━━━━━ RECORDED INFORMATION ━━━━━

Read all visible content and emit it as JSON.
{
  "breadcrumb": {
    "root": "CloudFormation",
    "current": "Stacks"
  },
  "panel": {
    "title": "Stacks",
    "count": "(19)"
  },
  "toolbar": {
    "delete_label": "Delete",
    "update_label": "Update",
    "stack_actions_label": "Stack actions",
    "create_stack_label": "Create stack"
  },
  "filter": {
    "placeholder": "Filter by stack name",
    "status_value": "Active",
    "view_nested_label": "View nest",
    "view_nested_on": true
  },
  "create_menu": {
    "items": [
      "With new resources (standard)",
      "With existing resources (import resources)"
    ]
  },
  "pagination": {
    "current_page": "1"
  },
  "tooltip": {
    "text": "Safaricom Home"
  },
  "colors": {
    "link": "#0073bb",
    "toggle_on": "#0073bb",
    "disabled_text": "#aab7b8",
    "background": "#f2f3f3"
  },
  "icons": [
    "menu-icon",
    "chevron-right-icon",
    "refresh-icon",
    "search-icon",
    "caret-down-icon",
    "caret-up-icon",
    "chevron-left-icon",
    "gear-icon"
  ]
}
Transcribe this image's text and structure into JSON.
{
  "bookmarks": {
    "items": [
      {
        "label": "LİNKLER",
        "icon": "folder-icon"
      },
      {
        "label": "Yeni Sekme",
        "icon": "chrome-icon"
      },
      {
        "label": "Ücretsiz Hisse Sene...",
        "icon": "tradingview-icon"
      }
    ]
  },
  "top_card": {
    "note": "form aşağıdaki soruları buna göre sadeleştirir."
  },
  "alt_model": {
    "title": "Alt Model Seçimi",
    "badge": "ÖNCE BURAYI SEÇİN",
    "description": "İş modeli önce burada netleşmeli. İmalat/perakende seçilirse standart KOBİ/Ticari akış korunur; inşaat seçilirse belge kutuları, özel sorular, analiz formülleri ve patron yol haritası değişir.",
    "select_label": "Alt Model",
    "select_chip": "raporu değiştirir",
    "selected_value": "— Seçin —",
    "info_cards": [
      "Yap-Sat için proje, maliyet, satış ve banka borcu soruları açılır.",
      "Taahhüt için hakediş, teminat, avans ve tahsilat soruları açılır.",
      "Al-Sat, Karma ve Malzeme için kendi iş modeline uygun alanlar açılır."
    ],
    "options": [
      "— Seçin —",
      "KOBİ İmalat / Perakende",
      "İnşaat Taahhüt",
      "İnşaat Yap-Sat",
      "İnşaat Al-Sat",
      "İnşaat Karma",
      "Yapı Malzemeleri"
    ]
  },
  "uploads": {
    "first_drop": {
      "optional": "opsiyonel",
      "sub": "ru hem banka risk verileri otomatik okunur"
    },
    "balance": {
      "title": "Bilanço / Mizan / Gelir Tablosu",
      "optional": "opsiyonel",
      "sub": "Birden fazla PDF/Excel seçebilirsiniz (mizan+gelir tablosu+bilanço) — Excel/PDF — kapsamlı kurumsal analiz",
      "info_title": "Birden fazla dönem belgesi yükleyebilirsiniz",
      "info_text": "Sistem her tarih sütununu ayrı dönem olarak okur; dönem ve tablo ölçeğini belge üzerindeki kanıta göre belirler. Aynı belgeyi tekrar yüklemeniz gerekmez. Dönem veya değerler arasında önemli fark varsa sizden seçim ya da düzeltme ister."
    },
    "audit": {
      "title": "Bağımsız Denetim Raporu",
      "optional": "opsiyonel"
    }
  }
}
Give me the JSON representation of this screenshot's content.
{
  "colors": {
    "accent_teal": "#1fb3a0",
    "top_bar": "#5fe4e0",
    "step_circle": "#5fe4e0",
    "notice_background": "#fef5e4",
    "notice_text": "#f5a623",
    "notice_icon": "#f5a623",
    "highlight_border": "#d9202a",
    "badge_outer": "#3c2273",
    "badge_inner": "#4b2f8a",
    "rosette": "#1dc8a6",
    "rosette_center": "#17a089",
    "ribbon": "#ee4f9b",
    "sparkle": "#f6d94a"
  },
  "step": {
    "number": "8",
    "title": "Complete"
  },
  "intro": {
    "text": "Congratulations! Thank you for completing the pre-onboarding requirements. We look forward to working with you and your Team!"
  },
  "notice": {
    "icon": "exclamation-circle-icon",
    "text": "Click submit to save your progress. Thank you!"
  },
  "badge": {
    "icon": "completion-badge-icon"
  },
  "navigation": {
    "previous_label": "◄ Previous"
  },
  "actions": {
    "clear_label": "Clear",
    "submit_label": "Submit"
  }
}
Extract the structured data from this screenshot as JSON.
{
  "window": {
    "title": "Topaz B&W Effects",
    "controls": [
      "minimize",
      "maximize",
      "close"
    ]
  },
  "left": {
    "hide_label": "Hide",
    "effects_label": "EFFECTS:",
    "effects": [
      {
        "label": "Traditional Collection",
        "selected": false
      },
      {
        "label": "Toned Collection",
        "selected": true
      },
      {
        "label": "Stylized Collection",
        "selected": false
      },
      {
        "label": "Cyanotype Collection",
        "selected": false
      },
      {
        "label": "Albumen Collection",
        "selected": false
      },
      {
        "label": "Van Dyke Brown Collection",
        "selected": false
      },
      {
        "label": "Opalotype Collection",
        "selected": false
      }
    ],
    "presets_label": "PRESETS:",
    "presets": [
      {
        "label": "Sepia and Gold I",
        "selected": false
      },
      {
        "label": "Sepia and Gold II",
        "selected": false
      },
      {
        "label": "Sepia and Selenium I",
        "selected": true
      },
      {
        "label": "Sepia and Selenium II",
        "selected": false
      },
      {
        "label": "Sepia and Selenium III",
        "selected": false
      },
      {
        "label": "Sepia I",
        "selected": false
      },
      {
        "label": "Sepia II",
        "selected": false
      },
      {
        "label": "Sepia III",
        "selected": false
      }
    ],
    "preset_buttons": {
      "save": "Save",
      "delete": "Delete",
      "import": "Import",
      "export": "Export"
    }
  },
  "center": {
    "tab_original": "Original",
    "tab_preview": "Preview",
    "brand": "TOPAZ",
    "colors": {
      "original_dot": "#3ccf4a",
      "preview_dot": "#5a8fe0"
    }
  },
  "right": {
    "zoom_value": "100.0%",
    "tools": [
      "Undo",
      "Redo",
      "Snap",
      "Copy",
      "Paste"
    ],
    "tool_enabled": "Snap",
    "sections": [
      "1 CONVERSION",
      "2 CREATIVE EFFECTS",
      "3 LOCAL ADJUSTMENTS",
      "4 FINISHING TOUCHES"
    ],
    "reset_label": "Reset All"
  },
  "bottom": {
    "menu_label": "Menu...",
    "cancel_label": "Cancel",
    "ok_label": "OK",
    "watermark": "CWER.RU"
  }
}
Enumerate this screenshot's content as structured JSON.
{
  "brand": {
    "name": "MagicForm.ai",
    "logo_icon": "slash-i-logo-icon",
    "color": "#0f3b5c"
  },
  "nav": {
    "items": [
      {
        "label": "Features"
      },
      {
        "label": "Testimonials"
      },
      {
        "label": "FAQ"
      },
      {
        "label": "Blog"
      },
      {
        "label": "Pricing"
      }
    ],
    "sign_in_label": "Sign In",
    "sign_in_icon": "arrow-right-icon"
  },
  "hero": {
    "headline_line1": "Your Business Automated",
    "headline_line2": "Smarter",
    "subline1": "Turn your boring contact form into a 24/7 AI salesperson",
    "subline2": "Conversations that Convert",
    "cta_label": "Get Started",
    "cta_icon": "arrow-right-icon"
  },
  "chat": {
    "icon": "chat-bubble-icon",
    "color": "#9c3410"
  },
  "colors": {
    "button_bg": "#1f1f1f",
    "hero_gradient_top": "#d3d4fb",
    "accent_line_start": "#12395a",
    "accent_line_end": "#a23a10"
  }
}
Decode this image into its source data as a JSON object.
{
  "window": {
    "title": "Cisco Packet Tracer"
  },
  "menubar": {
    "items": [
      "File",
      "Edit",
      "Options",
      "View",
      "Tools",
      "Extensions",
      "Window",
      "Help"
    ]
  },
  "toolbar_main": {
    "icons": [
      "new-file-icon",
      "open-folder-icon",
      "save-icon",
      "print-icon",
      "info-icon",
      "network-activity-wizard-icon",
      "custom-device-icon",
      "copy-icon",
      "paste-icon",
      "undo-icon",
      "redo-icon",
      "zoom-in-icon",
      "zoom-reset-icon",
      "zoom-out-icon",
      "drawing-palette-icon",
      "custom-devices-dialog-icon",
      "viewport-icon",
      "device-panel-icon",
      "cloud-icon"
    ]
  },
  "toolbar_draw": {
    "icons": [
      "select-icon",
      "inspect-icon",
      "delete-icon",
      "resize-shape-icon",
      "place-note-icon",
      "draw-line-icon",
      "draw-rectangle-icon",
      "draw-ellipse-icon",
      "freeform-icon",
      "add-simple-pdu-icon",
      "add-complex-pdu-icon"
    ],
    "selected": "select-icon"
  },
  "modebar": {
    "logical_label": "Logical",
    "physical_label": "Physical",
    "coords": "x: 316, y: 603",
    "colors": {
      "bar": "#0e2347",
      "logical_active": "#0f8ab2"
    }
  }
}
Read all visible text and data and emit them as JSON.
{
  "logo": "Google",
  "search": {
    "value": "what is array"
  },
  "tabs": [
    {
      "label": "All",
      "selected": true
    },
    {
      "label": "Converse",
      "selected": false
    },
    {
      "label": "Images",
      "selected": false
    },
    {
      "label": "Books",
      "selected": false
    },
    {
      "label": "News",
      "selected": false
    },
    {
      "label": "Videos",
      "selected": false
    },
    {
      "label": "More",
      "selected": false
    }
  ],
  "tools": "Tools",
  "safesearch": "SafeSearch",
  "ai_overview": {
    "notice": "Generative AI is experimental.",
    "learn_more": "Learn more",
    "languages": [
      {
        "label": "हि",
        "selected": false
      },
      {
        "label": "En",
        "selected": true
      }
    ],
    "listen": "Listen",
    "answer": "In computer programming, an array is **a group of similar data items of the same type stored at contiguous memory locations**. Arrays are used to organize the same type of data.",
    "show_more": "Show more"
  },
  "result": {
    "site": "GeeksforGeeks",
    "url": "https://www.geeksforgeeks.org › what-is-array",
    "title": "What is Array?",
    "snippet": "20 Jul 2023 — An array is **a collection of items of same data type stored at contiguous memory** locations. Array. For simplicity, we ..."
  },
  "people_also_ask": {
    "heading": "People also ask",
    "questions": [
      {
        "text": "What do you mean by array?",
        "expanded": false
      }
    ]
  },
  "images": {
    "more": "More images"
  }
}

━━━━━

*WHAT YOU HAVE TO DO*
Identify every line holding the word "resources" and copy it out.

*OUTPUT OF THE TASK*
      "With new resources (standard)",
      "With existing resources (import resources)"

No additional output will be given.